**Exercise aim:** Every entry that follows should be reproduced exactly.

-------- Available data

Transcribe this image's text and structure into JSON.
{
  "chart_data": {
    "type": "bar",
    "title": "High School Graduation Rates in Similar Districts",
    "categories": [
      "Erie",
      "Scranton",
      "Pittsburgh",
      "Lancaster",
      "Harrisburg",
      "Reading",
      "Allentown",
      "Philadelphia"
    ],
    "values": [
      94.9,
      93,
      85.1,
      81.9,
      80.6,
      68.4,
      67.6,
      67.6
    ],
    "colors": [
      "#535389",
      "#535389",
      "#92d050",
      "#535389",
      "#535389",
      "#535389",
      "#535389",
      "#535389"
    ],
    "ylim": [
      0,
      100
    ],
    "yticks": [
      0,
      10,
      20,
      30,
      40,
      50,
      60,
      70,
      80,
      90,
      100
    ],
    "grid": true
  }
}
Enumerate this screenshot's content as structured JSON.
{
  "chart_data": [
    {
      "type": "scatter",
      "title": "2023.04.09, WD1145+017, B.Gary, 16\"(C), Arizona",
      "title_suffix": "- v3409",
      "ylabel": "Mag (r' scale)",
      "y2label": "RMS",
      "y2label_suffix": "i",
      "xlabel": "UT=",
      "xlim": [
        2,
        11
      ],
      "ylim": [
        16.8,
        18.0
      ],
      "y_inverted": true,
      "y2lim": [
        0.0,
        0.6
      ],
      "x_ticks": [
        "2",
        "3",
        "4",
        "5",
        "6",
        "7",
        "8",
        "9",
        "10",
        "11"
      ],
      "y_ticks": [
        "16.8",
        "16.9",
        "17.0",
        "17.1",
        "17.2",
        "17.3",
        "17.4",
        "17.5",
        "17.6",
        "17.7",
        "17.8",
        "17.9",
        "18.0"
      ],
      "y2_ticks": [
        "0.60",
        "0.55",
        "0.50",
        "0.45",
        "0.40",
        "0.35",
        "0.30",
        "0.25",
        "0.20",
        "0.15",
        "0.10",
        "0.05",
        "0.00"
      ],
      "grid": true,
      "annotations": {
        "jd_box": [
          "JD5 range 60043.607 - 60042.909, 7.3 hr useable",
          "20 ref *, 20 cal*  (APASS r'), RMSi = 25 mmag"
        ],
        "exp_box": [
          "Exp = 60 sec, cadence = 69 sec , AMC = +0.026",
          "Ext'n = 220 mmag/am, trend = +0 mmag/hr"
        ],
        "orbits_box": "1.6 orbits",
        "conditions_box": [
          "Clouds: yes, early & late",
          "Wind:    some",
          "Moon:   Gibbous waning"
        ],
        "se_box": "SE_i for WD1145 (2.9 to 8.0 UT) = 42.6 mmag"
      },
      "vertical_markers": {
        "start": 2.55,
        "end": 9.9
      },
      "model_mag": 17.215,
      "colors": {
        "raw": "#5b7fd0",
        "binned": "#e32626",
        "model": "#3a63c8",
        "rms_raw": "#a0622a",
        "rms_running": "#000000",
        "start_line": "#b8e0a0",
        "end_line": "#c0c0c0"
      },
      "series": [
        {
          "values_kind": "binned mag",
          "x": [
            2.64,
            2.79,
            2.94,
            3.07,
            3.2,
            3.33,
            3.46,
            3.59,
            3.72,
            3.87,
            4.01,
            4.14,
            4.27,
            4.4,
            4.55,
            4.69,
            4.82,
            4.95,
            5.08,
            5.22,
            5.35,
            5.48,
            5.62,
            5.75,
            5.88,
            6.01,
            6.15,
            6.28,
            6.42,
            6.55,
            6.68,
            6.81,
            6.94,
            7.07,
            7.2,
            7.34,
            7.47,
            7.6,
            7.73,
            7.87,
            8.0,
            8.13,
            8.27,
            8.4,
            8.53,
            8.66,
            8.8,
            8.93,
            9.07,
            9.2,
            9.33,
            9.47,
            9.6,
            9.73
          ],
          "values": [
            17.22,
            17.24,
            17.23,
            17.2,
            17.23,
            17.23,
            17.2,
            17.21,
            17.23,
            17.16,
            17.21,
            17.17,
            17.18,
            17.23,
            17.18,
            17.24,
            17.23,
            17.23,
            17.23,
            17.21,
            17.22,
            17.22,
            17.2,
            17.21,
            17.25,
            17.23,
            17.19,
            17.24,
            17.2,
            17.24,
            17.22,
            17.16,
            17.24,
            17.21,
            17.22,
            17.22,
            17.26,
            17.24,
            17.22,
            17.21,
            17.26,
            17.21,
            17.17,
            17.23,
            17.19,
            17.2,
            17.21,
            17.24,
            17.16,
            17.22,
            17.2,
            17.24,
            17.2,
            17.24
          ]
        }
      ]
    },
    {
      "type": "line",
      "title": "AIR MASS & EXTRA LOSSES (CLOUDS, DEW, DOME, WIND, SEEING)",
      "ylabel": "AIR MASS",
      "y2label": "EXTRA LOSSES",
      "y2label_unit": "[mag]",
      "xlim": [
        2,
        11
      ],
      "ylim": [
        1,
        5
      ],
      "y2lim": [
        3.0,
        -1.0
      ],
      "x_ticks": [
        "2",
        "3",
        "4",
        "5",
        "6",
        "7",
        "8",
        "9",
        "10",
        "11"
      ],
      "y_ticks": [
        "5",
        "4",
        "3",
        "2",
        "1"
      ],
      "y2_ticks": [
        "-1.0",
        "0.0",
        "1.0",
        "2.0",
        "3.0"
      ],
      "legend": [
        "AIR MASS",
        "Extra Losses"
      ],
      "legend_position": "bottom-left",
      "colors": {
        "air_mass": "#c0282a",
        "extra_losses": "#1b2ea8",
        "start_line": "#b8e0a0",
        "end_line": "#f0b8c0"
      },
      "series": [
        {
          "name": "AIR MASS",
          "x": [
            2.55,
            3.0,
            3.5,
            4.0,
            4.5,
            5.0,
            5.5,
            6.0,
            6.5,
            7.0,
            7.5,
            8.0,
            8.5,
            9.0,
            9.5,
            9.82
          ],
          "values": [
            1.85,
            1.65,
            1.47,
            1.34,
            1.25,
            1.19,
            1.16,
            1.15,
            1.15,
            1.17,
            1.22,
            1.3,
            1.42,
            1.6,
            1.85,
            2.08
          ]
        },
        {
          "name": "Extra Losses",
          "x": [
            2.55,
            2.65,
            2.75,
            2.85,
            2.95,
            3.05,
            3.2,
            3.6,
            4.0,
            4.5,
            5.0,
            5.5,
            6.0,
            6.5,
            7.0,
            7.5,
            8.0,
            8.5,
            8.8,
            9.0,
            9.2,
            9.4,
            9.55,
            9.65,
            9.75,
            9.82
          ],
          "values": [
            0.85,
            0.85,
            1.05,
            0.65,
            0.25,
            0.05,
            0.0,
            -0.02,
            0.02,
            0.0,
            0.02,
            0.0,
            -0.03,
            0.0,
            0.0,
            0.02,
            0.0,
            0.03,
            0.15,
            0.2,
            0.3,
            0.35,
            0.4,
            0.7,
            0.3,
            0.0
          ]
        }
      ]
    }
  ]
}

----------------

**Exercise answer:**
Transcribe this image's text and structure into JSON.
{
  "chart_data": {
    "type": "bar",
    "title": "High School Graduation Rates in Similar Districts",
    "categories": [
      "Erie",
      "Scranton",
      "Pittsburgh",
      "Lancaster",
      "Harrisburg",
      "Reading",
      "Allentown",
      "Philadelphia"
    ],
    "values": [
      94.9,
      93,
      85.1,
      81.9,
      80.6,
      68.4,
      67.6,
      67.6
    ],
    "colors": [
      "#535389",
      "#535389",
      "#92d050",
      "#535389",
      "#535389",
      "#535389",
      "#535389",
      "#535389"
    ],
    "ylim": [
      0,
      100
    ],
    "yticks": [
      0,
      10,
      20,
      30,
      40,
      50,
      60,
      70,
      80,
      90,
      100
    ],
    "grid": true
  }
}
Enumerate this screenshot's content as structured JSON.
{
  "chart_data": [
    {
      "type": "scatter",
      "title": "2023.04.09, WD1145+017, B.Gary, 16\"(C), Arizona",
      "title_suffix": "- v3409",
      "ylabel": "Mag (r' scale)",
      "y2label": "RMS",
      "y2label_suffix": "i",
      "xlabel": "UT=",
      "xlim": [
        2,
        11
      ],
      "ylim": [
        16.8,
        18.0
      ],
      "y_inverted": true,
      "y2lim": [
        0.0,
        0.6
      ],
      "x_ticks": [
        "2",
        "3",
        "4",
        "5",
        "6",
        "7",
        "8",
        "9",
        "10",
        "11"
      ],
      "y_ticks": [
        "16.8",
        "16.9",
        "17.0",
        "17.1",
        "17.2",
        "17.3",
        "17.4",
        "17.5",
        "17.6",
        "17.7",
        "17.8",
        "17.9",
        "18.0"
      ],
      "y2_ticks": [
        "0.60",
        "0.55",
        "0.50",
        "0.45",
        "0.40",
        "0.35",
        "0.30",
        "0.25",
        "0.20",
        "0.15",
        "0.10",
        "0.05",
        "0.00"
      ],
      "grid": true,
      "annotations": {
        "jd_box": [
          "JD5 range 60043.607 - 60042.909, 7.3 hr useable",
          "20 ref *, 20 cal*  (APASS r'), RMSi = 25 mmag"
        ],
        "exp_box": [
          "Exp = 60 sec, cadence = 69 sec , AMC = +0.026",
          "Ext'n = 220 mmag/am, trend = +0 mmag/hr"
        ],
        "orbits_box": "1.6 orbits",
        "conditions_box": [
          "Clouds: yes, early & late",
          "Wind:    some",
          "Moon:   Gibbous waning"
        ],
        "se_box": "SE_i for WD1145 (2.9 to 8.0 UT) = 42.6 mmag"
      },
      "vertical_markers": {
        "start": 2.55,
        "end": 9.9
      },
      "model_mag": 17.215,
      "colors": {
        "raw": "#5b7fd0",
        "binned": "#e32626",
        "model": "#3a63c8",
        "rms_raw": "#a0622a",
        "rms_running": "#000000",
        "start_line": "#b8e0a0",
        "end_line": "#c0c0c0"
      },
      "series": [
        {
          "values_kind": "binned mag",
          "x": [
            2.64,
            2.79,
            2.94,
            3.07,
            3.2,
            3.33,
            3.46,
            3.59,
            3.72,
            3.87,
            4.01,
            4.14,
            4.27,
            4.4,
            4.55,
            4.69,
            4.82,
            4.95,
            5.08,
            5.22,
            5.35,
            5.48,
            5.62,
            5.75,
            5.88,
            6.01,
            6.15,
            6.28,
            6.42,
            6.55,
            6.68,
            6.81,
            6.94,
            7.07,
            7.2,
            7.34,
            7.47,
            7.6,
            7.73,
            7.87,
            8.0,
            8.13,
            8.27,
            8.4,
            8.53,
            8.66,
            8.8,
            8.93,
            9.07,
            9.2,
            9.33,
            9.47,
            9.6,
            9.73
          ],
          "values": [
            17.22,
            17.24,
            17.23,
            17.2,
            17.23,
            17.23,
            17.2,
            17.21,
            17.23,
            17.16,
            17.21,
            17.17,
            17.18,
            17.23,
            17.18,
            17.24,
            17.23,
            17.23,
            17.23,
            17.21,
            17.22,
            17.22,
            17.2,
            17.21,
            17.25,
            17.23,
            17.19,
            17.24,
            17.2,
            17.24,
            17.22,
            17.16,
            17.24,
            17.21,
            17.22,
            17.22,
            17.26,
            17.24,
            17.22,
            17.21,
            17.26,
            17.21,
            17.17,
            17.23,
            17.19,
            17.2,
            17.21,
            17.24,
            17.16,
            17.22,
            17.2,
            17.24,
            17.2,
            17.24
          ]
        }
      ]
    },
    {
      "type": "line",
      "title": "AIR MASS & EXTRA LOSSES (CLOUDS, DEW, DOME, WIND, SEEING)",
      "ylabel": "AIR MASS",
      "y2label": "EXTRA LOSSES",
      "y2label_unit": "[mag]",
      "xlim": [
        2,
        11
      ],
      "ylim": [
        1,
        5
      ],
      "y2lim": [
        3.0,
        -1.0
      ],
      "x_ticks": [
        "2",
        "3",
        "4",
        "5",
        "6",
        "7",
        "8",
        "9",
        "10",
        "11"
      ],
      "y_ticks": [
        "5",
        "4",
        "3",
        "2",
        "1"
      ],
      "y2_ticks": [
        "-1.0",
        "0.0",
        "1.0",
        "2.0",
        "3.0"
      ],
      "legend": [
        "AIR MASS",
        "Extra Losses"
      ],
      "legend_position": "bottom-left",
      "colors": {
        "air_mass": "#c0282a",
        "extra_losses": "#1b2ea8",
        "start_line": "#b8e0a0",
        "end_line": "#f0b8c0"
      },
      "series": [
        {
          "name": "AIR MASS",
          "x": [
            2.55,
            3.0,
            3.5,
            4.0,
            4.5,
            5.0,
            5.5,
            6.0,
            6.5,
            7.0,
            7.5,
            8.0,
            8.5,
            9.0,
            9.5,
            9.82
          ],
          "values": [
            1.85,
            1.65,
            1.47,
            1.34,
            1.25,
            1.19,
            1.16,
            1.15,
            1.15,
            1.17,
            1.22,
            1.3,
            1.42,
            1.6,
            1.85,
            2.08
          ]
        },
        {
          "name": "Extra Losses",
          "x": [
            2.55,
            2.65,
            2.75,
            2.85,
            2.95,
            3.05,
            3.2,
            3.6,
            4.0,
            4.5,
            5.0,
            5.5,
            6.0,
            6.5,
            7.0,
            7.5,
            8.0,
            8.5,
            8.8,
            9.0,
            9.2,
            9.4,
            9.55,
            9.65,
            9.75,
            9.82
          ],
          "values": [
            0.85,
            0.85,
            1.05,
            0.65,
            0.25,
            0.05,
            0.0,
            -0.02,
            0.02,
            0.0,
            0.02,
            0.0,
            -0.03,
            0.0,
            0.0,
            0.02,
            0.0,
            0.03,
            0.15,
            0.2,
            0.3,
            0.35,
            0.4,
            0.7,
            0.3,
            0.0
          ]
        }
      ]
    }
  ]
}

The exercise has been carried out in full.